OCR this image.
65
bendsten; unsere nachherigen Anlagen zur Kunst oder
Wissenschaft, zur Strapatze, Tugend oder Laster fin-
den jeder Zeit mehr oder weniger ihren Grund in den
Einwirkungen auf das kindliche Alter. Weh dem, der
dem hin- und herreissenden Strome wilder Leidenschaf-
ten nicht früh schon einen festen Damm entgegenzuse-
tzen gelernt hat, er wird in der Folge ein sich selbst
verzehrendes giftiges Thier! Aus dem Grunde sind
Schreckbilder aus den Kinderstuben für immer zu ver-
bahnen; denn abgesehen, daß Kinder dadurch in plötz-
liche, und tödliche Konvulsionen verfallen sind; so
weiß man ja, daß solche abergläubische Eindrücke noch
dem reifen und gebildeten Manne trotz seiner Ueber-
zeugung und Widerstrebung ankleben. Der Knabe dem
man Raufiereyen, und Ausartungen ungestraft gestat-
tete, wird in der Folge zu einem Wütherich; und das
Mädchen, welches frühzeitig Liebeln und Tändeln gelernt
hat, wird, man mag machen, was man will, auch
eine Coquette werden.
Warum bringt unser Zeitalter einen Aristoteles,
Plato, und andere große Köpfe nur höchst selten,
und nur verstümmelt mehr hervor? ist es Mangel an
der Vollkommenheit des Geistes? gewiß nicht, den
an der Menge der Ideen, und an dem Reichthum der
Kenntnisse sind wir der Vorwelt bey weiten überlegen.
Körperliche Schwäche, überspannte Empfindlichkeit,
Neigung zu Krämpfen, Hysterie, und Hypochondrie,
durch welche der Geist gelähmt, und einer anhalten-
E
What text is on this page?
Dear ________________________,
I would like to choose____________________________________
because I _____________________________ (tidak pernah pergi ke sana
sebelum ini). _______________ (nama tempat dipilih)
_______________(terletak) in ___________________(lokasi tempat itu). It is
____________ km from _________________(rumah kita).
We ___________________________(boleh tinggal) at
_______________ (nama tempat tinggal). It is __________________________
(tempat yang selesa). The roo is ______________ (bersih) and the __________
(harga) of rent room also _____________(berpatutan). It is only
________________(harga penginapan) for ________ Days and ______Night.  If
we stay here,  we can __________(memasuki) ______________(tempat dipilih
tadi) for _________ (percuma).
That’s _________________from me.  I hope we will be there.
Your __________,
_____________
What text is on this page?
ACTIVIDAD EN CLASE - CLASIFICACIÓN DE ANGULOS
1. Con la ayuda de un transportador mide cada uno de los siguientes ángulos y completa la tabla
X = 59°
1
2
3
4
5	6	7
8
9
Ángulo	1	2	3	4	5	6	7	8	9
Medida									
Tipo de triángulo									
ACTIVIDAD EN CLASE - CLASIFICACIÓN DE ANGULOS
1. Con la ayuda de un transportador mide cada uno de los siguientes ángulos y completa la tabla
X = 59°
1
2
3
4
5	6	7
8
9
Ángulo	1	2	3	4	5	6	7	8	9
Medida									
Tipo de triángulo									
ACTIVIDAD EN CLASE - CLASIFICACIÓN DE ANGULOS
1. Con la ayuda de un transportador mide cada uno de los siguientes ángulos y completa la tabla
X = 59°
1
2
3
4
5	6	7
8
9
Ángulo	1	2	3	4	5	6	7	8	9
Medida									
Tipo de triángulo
────────────────────────────────────────
Stated goal
Show every line that contains the word "oder".

Result
bendsten; unsere nachherigen Anlagen zur Kunst oder
Wissenschaft, zur Strapatze, Tugend oder Laster fin-
den jeder Zeit mehr oder weniger ihren Grund in den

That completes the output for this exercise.